===== Quoted passage =====

Maupuia had a population of 1,470 in the 2023 New Zealand census, a decrease of 15 people (−1.0%) since the 2018 census, and a decrease of 54 people (−3.5%) since the 2013 census. There were 732 males, 729 females, and 12 people of other genders in 591 dwellings. 5.5% of people identified as LGBTIQ+. The median age was 38.5 years (compared with 38.1 years nationally). There were 225 people (15.3%) aged under 15 years, 288 (19.6%) aged 15 to 29, 765 (52.0%) aged 30 to 64, and 195 (13.3%) aged 65 or older.

People could identify as more than one ethnicity. The results were 62.2% European (Pākehā); 10.4% Māori; 9.2% Pasifika; 26.5% Asian; 4.3% Middle Eastern, Latin American and African New Zealanders (MELAA); and 1.8% other, which includes people giving their ethnicity as "New Zealander". English was spoken by 95.1%, Māori by 3.3%, Samoan by 4.7%, and other languages by 26.1%. No language could be spoken by 2.0% (e.g. too young to talk). New Zealand Sign Language was known by 0.4%. The percentage of people born overseas was 34.9, compared with 28.8% nationally.

===== Given records =====

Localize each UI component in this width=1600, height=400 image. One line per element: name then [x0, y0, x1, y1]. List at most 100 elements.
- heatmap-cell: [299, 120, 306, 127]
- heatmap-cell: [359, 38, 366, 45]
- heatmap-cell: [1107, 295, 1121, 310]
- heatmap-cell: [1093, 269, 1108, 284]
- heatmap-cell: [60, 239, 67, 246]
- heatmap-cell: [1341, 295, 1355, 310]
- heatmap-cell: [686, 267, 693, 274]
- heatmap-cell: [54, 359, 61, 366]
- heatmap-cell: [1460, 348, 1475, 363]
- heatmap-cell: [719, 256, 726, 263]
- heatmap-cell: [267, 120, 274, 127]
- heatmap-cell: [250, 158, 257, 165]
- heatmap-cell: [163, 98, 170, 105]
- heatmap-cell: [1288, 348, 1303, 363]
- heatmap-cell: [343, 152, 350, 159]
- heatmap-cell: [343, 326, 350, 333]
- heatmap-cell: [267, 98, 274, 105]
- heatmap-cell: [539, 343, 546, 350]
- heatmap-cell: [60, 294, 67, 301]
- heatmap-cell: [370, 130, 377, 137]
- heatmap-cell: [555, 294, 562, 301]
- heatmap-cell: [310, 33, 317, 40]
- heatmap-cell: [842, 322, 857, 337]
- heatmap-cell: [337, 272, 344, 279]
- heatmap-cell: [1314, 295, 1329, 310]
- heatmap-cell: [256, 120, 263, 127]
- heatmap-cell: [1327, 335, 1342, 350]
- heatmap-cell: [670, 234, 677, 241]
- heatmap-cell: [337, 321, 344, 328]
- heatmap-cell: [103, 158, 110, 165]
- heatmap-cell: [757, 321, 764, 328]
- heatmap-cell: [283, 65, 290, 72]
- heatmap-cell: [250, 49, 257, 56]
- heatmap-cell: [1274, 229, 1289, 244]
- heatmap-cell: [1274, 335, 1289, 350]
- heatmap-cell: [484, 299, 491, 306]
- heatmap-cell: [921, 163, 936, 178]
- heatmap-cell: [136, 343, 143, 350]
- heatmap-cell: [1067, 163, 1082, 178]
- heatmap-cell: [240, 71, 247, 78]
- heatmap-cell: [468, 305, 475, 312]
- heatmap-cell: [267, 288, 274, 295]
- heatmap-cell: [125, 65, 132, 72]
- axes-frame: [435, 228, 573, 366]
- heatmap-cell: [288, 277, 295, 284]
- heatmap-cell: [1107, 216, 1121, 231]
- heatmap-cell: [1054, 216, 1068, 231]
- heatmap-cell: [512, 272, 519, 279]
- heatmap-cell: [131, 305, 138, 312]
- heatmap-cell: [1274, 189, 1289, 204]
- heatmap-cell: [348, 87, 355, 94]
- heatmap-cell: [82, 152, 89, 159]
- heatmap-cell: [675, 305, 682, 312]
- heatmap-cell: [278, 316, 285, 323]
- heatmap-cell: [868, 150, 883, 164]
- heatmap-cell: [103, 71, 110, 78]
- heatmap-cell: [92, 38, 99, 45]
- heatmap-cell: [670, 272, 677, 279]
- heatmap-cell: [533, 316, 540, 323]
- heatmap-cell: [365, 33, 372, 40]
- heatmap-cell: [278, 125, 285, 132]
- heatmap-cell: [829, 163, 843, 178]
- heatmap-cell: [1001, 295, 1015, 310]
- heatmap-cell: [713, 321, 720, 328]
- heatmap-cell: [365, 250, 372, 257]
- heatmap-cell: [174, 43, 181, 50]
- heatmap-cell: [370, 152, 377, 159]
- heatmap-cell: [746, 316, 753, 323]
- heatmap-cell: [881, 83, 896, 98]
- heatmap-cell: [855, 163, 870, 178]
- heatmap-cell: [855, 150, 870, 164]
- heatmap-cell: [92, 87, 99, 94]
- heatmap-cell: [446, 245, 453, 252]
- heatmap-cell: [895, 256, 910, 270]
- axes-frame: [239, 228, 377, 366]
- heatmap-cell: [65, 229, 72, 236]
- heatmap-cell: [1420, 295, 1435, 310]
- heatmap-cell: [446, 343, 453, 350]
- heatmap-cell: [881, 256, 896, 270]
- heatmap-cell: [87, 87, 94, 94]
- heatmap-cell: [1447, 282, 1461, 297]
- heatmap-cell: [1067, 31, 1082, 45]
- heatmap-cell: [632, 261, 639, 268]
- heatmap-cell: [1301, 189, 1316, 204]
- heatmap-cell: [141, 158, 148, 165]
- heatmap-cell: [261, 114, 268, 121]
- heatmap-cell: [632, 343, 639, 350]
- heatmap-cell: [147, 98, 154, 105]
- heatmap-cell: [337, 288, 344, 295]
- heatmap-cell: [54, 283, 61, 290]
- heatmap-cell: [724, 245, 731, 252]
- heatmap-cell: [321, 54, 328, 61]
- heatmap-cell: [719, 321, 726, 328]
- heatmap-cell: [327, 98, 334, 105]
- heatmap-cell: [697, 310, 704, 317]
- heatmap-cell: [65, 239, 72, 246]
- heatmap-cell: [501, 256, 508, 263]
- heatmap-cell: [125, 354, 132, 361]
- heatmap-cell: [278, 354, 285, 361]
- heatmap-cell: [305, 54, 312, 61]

=====

Questions on the material:
a) List each ethnic group in the Maupuia census passage that has its own percentage, along with that percentage.
b) Write out the part of the Maupuia census passage from "Maupuia had a" up to and including "65 or older.", word for word.
None of the data is needed for this work.

Answers by item:
a)
- European (Pākehā): 62.2%
- Māori: 10.4%
- Pasifika: 9.2%
- Asian: 26.5%
- Middle Eastern, Latin American and African New Zealanders (MELAA): 4.3%
- Other: 1.8%

b)
Maupuia had a population of 1,470 in the 2023 New Zealand census, a decrease of 15 people (−1.0%) since the 2018 census, and a decrease of 54 people (−3.5%) since the 2013 census. There were 732 males, 729 females, and 12 people of other genders in 591 dwellings. 5.5% of people identified as LGBTIQ+. The median age was 38.5 years (compared with 38.1 years nationally). There were 225 people (15.3%) aged under 15 years, 288 (19.6%) aged 15 to 29, 765 (52.0%) aged 30 to 64, and 195 (13.3%) aged 65 or older.